| EXERCISE TASK |
In the material below, find all lines with the string "JavaScript" and copy them.

| RECORDS PROVIDED |
------------------------------------------------

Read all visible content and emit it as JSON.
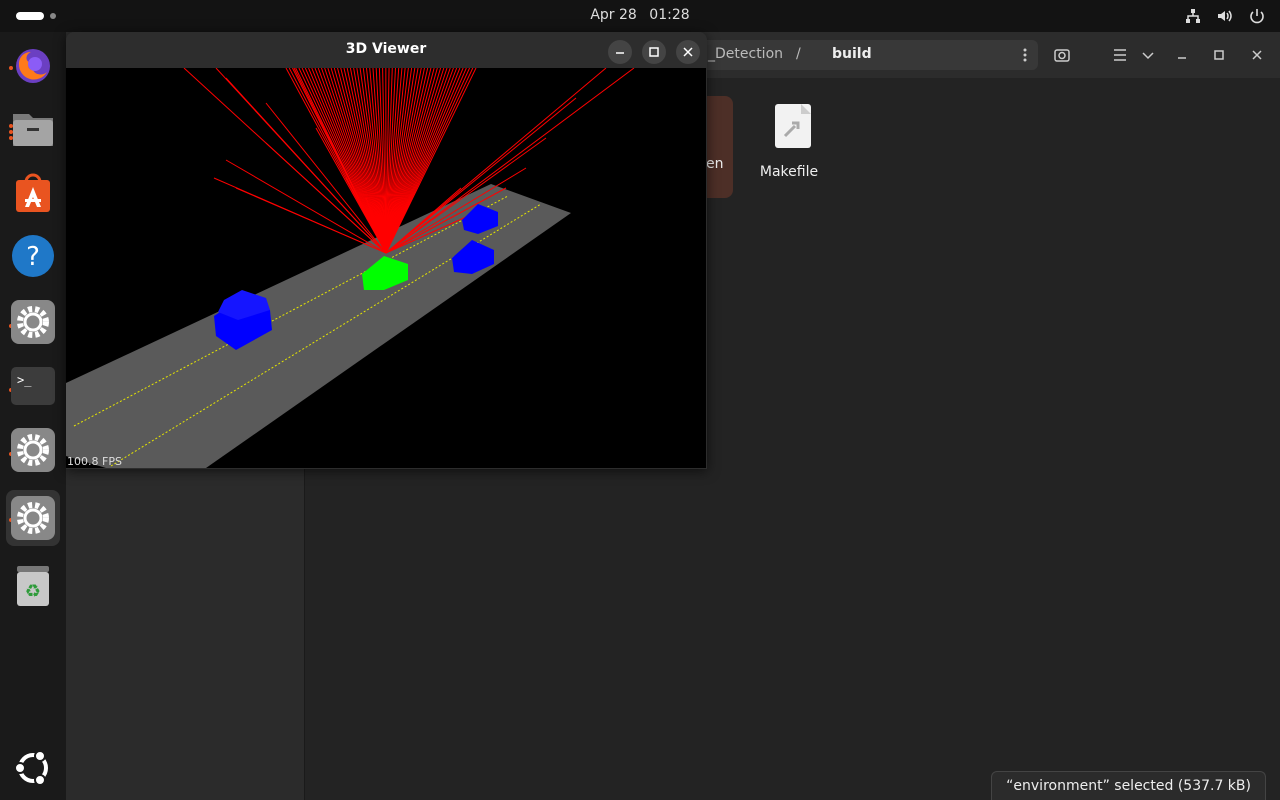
{
  "topbar": {
    "date": "Apr 28",
    "time": "01:28"
  },
  "dock": {
    "items": [
      {
        "name": "firefox",
        "icon": "firefox-icon",
        "color": "#e66000"
      },
      {
        "name": "files",
        "icon": "files-icon",
        "color": "#8c8c8c"
      },
      {
        "name": "app-center",
        "icon": "app-center-icon",
        "color": "#e95420"
      },
      {
        "name": "help",
        "icon": "help-icon",
        "color": "#1f78c8"
      },
      {
        "name": "settings",
        "icon": "gear-icon",
        "color": "#9a9a9a"
      },
      {
        "name": "terminal",
        "icon": "terminal-icon",
        "color": "#3c3c3c"
      },
      {
        "name": "settings-2",
        "icon": "gear-icon",
        "color": "#9a9a9a"
      },
      {
        "name": "settings-3",
        "icon": "gear-icon",
        "color": "#9a9a9a"
      },
      {
        "name": "trash",
        "icon": "trash-icon",
        "color": "#bdbdbd"
      }
    ],
    "show_apps_icon": "ubuntu-logo-icon"
  },
  "files": {
    "path": {
      "parent_partial": "_Detection",
      "separator": "/",
      "current": "build"
    },
    "items": [
      {
        "label": "en",
        "icon": "folder-icon",
        "selected": true
      },
      {
        "label": "Makefile",
        "icon": "makefile-icon",
        "selected": false
      }
    ],
    "status": "“environment” selected  (537.7 kB)"
  },
  "viewer": {
    "title": "3D Viewer",
    "fps": "100.8 FPS",
    "colors": {
      "road": "#5a5a5a",
      "lane": "#e6e600",
      "ego": "#00ff00",
      "obstacle": "#0000ff",
      "ray": "#ff0000"
    }
  }
}
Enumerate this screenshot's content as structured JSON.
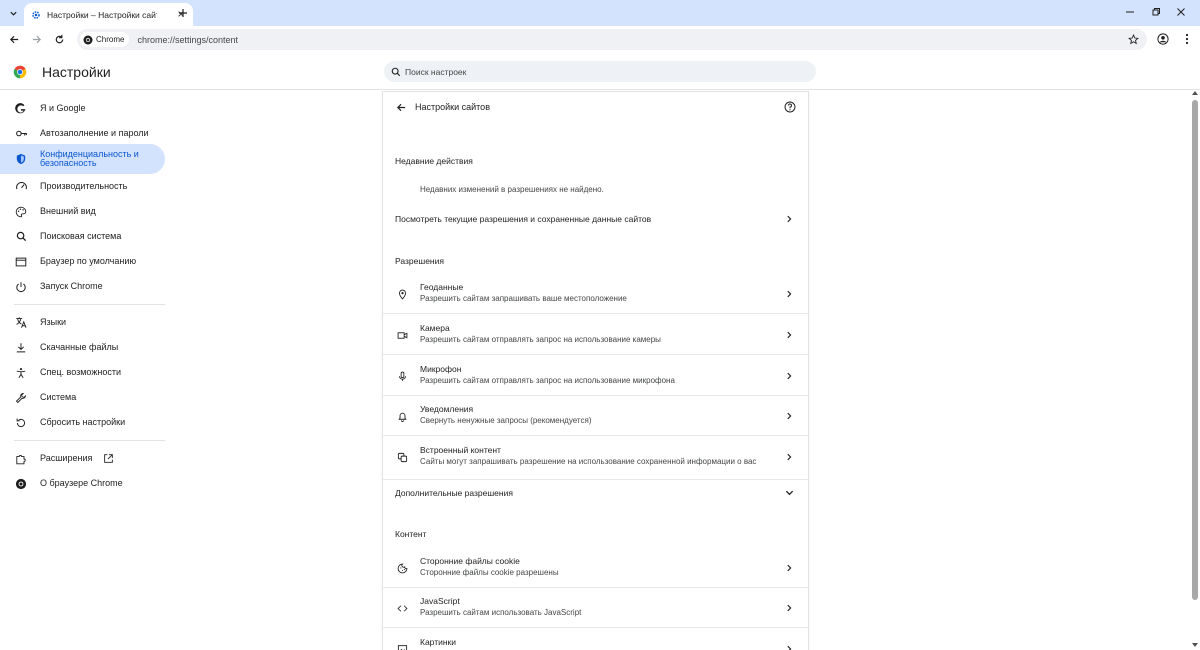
{
  "browser": {
    "tab_title": "Настройки – Настройки сайтов",
    "omnibox_chip": "Chrome",
    "url": "chrome://settings/content"
  },
  "header": {
    "title": "Настройки",
    "search_placeholder": "Поиск настроек"
  },
  "sidebar": {
    "items": [
      {
        "label": "Я и Google",
        "icon": "google-g-icon"
      },
      {
        "label": "Автозаполнение и пароли",
        "icon": "key-icon"
      },
      {
        "label": "Конфиденциальность и безопасность",
        "icon": "shield-icon",
        "active": true
      },
      {
        "label": "Производительность",
        "icon": "speedometer-icon"
      },
      {
        "label": "Внешний вид",
        "icon": "palette-icon"
      },
      {
        "label": "Поисковая система",
        "icon": "search-icon"
      },
      {
        "label": "Браузер по умолчанию",
        "icon": "browser-window-icon"
      },
      {
        "label": "Запуск Chrome",
        "icon": "power-icon"
      },
      {
        "label": "Языки",
        "icon": "translate-icon"
      },
      {
        "label": "Скачанные файлы",
        "icon": "download-icon"
      },
      {
        "label": "Спец. возможности",
        "icon": "accessibility-icon"
      },
      {
        "label": "Система",
        "icon": "wrench-icon"
      },
      {
        "label": "Сбросить настройки",
        "icon": "reset-icon"
      },
      {
        "label": "Расширения",
        "icon": "puzzle-icon"
      },
      {
        "label": "О браузере Chrome",
        "icon": "chrome-logo-icon"
      }
    ]
  },
  "main": {
    "title": "Настройки сайтов",
    "recent": {
      "title": "Недавние действия",
      "empty": "Недавних изменений в разрешениях не найдено.",
      "view_all": "Посмотреть текущие разрешения и сохраненные данные сайтов"
    },
    "permissions": {
      "title": "Разрешения",
      "items": [
        {
          "title": "Геоданные",
          "subtitle": "Разрешить сайтам запрашивать ваше местоположение",
          "icon": "location-pin-icon"
        },
        {
          "title": "Камера",
          "subtitle": "Разрешить сайтам отправлять запрос на использование камеры",
          "icon": "camera-icon"
        },
        {
          "title": "Микрофон",
          "subtitle": "Разрешить сайтам отправлять запрос на использование микрофона",
          "icon": "microphone-icon"
        },
        {
          "title": "Уведомления",
          "subtitle": "Свернуть ненужные запросы (рекомендуется)",
          "icon": "bell-icon"
        },
        {
          "title": "Встроенный контент",
          "subtitle": "Сайты могут запрашивать разрешение на использование сохраненной информации о вас",
          "icon": "embedded-content-icon"
        }
      ],
      "more": "Дополнительные разрешения"
    },
    "content": {
      "title": "Контент",
      "items": [
        {
          "title": "Сторонние файлы cookie",
          "subtitle": "Сторонние файлы cookie разрешены",
          "icon": "cookie-icon"
        },
        {
          "title": "JavaScript",
          "subtitle": "Разрешить сайтам использовать JavaScript",
          "icon": "code-icon"
        },
        {
          "title": "Картинки",
          "subtitle": "",
          "icon": "image-icon"
        }
      ]
    }
  },
  "colors": {
    "tabstrip": "#d3e3fd",
    "active_nav_bg": "#d3e3fd",
    "active_nav_text": "#0b57d0"
  }
}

------------------------------------------------

| RESULT OF THIS EXERCISE |
          "title": "JavaScript",
          "subtitle": "Разрешить сайтам использовать JavaScript",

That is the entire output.